Your goal:
Go through the records and give each one again exactly.

Record extracts:
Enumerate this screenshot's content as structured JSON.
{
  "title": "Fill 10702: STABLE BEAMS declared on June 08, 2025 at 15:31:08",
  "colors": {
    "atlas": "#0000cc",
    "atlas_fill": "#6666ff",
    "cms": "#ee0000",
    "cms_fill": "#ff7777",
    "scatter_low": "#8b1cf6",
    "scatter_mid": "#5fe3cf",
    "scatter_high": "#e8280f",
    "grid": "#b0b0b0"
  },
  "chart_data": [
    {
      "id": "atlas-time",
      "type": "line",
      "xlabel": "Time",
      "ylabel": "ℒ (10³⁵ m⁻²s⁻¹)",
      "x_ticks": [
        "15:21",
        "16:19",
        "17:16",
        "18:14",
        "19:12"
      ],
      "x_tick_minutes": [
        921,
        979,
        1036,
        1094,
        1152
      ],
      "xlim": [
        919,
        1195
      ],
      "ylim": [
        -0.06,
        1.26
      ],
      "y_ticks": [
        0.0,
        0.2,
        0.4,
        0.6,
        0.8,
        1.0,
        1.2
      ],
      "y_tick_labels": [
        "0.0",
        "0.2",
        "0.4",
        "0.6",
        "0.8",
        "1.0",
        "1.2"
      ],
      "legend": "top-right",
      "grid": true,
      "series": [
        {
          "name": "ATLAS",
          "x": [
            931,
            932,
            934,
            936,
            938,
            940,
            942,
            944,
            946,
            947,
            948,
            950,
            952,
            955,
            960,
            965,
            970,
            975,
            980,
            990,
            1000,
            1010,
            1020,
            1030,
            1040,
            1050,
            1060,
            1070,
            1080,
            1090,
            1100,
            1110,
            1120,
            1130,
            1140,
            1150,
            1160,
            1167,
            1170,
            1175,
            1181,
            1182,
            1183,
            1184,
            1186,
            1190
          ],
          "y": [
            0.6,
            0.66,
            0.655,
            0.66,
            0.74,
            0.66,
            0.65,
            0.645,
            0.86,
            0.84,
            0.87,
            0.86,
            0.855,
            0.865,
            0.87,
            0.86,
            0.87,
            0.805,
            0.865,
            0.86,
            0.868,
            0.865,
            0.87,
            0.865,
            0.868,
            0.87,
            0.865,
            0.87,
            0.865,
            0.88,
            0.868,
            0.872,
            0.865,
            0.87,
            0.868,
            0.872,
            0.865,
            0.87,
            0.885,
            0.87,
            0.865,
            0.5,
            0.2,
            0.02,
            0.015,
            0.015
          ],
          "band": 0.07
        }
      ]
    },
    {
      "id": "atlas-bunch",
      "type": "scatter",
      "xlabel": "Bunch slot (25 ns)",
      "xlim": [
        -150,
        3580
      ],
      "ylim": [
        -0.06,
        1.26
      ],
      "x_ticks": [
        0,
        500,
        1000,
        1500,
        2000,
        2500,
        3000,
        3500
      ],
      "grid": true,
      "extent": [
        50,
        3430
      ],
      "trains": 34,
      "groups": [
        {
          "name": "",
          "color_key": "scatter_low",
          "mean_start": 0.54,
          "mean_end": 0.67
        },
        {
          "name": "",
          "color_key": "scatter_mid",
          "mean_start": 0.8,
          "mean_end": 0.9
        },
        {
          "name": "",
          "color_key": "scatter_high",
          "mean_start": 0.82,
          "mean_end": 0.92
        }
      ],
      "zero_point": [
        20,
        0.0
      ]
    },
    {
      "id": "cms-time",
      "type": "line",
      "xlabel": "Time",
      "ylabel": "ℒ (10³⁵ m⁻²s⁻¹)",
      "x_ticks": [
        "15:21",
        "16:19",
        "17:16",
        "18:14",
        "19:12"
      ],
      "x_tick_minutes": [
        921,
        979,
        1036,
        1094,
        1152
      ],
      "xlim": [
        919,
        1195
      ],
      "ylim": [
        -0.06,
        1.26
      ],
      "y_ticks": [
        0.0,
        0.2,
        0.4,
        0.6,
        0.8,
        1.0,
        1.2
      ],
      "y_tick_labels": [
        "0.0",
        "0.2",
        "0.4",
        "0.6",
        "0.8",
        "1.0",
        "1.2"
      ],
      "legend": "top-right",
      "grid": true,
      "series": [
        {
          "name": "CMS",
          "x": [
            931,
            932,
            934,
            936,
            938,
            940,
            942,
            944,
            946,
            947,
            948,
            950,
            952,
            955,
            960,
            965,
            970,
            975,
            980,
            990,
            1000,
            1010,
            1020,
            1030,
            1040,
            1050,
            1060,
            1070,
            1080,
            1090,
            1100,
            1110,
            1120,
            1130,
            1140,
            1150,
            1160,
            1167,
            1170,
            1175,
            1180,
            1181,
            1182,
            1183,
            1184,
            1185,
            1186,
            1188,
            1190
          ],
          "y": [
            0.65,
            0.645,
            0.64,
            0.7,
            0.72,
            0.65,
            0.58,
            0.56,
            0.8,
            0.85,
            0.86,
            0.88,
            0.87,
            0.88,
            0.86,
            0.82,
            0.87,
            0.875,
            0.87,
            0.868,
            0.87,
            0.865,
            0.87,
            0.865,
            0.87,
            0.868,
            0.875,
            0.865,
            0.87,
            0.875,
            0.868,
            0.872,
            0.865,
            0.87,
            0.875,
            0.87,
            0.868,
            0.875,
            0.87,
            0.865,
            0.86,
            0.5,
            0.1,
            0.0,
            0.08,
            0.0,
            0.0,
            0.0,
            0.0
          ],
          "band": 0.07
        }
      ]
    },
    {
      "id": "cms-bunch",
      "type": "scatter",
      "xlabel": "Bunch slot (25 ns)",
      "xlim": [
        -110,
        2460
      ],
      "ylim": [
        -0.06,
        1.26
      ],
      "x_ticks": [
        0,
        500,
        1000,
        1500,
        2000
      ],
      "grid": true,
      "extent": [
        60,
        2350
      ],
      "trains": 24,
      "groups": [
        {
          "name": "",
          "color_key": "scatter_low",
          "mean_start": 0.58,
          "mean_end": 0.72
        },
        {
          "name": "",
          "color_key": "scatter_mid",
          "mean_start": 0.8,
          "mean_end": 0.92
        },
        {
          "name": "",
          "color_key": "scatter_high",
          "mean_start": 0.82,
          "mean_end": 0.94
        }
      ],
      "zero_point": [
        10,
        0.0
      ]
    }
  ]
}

Completed task:
Enumerate this screenshot's content as structured JSON.
{
  "title": "Fill 10702: STABLE BEAMS declared on June 08, 2025 at 15:31:08",
  "colors": {
    "atlas": "#0000cc",
    "atlas_fill": "#6666ff",
    "cms": "#ee0000",
    "cms_fill": "#ff7777",
    "scatter_low": "#8b1cf6",
    "scatter_mid": "#5fe3cf",
    "scatter_high": "#e8280f",
    "grid": "#b0b0b0"
  },
  "chart_data": [
    {
      "id": "atlas-time",
      "type": "line",
      "xlabel": "Time",
      "ylabel": "ℒ (10³⁵ m⁻²s⁻¹)",
      "x_ticks": [
        "15:21",
        "16:19",
        "17:16",
        "18:14",
        "19:12"
      ],
      "x_tick_minutes": [
        921,
        979,
        1036,
        1094,
        1152
      ],
      "xlim": [
        919,
        1195
      ],
      "ylim": [
        -0.06,
        1.26
      ],
      "y_ticks": [
        0.0,
        0.2,
        0.4,
        0.6,
        0.8,
        1.0,
        1.2
      ],
      "y_tick_labels": [
        "0.0",
        "0.2",
        "0.4",
        "0.6",
        "0.8",
        "1.0",
        "1.2"
      ],
      "legend": "top-right",
      "grid": true,
      "series": [
        {
          "name": "ATLAS",
          "x": [
            931,
            932,
            934,
            936,
            938,
            940,
            942,
            944,
            946,
            947,
            948,
            950,
            952,
            955,
            960,
            965,
            970,
            975,
            980,
            990,
            1000,
            1010,
            1020,
            1030,
            1040,
            1050,
            1060,
            1070,
            1080,
            1090,
            1100,
            1110,
            1120,
            1130,
            1140,
            1150,
            1160,
            1167,
            1170,
            1175,
            1181,
            1182,
            1183,
            1184,
            1186,
            1190
          ],
          "y": [
            0.6,
            0.66,
            0.655,
            0.66,
            0.74,
            0.66,
            0.65,
            0.645,
            0.86,
            0.84,
            0.87,
            0.86,
            0.855,
            0.865,
            0.87,
            0.86,
            0.87,
            0.805,
            0.865,
            0.86,
            0.868,
            0.865,
            0.87,
            0.865,
            0.868,
            0.87,
            0.865,
            0.87,
            0.865,
            0.88,
            0.868,
            0.872,
            0.865,
            0.87,
            0.868,
            0.872,
            0.865,
            0.87,
            0.885,
            0.87,
            0.865,
            0.5,
            0.2,
            0.02,
            0.015,
            0.015
          ],
          "band": 0.07
        }
      ]
    },
    {
      "id": "atlas-bunch",
      "type": "scatter",
      "xlabel": "Bunch slot (25 ns)",
      "xlim": [
        -150,
        3580
      ],
      "ylim": [
        -0.06,
        1.26
      ],
      "x_ticks": [
        0,
        500,
        1000,
        1500,
        2000,
        2500,
        3000,
        3500
      ],
      "grid": true,
      "extent": [
        50,
        3430
      ],
      "trains": 34,
      "groups": [
        {
          "name": "",
          "color_key": "scatter_low",
          "mean_start": 0.54,
          "mean_end": 0.67
        },
        {
          "name": "",
          "color_key": "scatter_mid",
          "mean_start": 0.8,
          "mean_end": 0.9
        },
        {
          "name": "",
          "color_key": "scatter_high",
          "mean_start": 0.82,
          "mean_end": 0.92
        }
      ],
      "zero_point": [
        20,
        0.0
      ]
    },
    {
      "id": "cms-time",
      "type": "line",
      "xlabel": "Time",
      "ylabel": "ℒ (10³⁵ m⁻²s⁻¹)",
      "x_ticks": [
        "15:21",
        "16:19",
        "17:16",
        "18:14",
        "19:12"
      ],
      "x_tick_minutes": [
        921,
        979,
        1036,
        1094,
        1152
      ],
      "xlim": [
        919,
        1195
      ],
      "ylim": [
        -0.06,
        1.26
      ],
      "y_ticks": [
        0.0,
        0.2,
        0.4,
        0.6,
        0.8,
        1.0,
        1.2
      ],
      "y_tick_labels": [
        "0.0",
        "0.2",
        "0.4",
        "0.6",
        "0.8",
        "1.0",
        "1.2"
      ],
      "legend": "top-right",
      "grid": true,
      "series": [
        {
          "name": "CMS",
          "x": [
            931,
            932,
            934,
            936,
            938,
            940,
            942,
            944,
            946,
            947,
            948,
            950,
            952,
            955,
            960,
            965,
            970,
            975,
            980,
            990,
            1000,
            1010,
            1020,
            1030,
            1040,
            1050,
            1060,
            1070,
            1080,
            1090,
            1100,
            1110,
            1120,
            1130,
            1140,
            1150,
            1160,
            1167,
            1170,
            1175,
            1180,
            1181,
            1182,
            1183,
            1184,
            1185,
            1186,
            1188,
            1190
          ],
          "y": [
            0.65,
            0.645,
            0.64,
            0.7,
            0.72,
            0.65,
            0.58,
            0.56,
            0.8,
            0.85,
            0.86,
            0.88,
            0.87,
            0.88,
            0.86,
            0.82,
            0.87,
            0.875,
            0.87,
            0.868,
            0.87,
            0.865,
            0.87,
            0.865,
            0.87,
            0.868,
            0.875,
            0.865,
            0.87,
            0.875,
            0.868,
            0.872,
            0.865,
            0.87,
            0.875,
            0.87,
            0.868,
            0.875,
            0.87,
            0.865,
            0.86,
            0.5,
            0.1,
            0.0,
            0.08,
            0.0,
            0.0,
            0.0,
            0.0
          ],
          "band": 0.07
        }
      ]
    },
    {
      "id": "cms-bunch",
      "type": "scatter",
      "xlabel": "Bunch slot (25 ns)",
      "xlim": [
        -110,
        2460
      ],
      "ylim": [
        -0.06,
        1.26
      ],
      "x_ticks": [
        0,
        500,
        1000,
        1500,
        2000
      ],
      "grid": true,
      "extent": [
        60,
        2350
      ],
      "trains": 24,
      "groups": [
        {
          "name": "",
          "color_key": "scatter_low",
          "mean_start": 0.58,
          "mean_end": 0.72
        },
        {
          "name": "",
          "color_key": "scatter_mid",
          "mean_start": 0.8,
          "mean_end": 0.92
        },
        {
          "name": "",
          "color_key": "scatter_high",
          "mean_start": 0.82,
          "mean_end": 0.94
        }
      ],
      "zero_point": [
        10,
        0.0
      ]
    }
  ]
}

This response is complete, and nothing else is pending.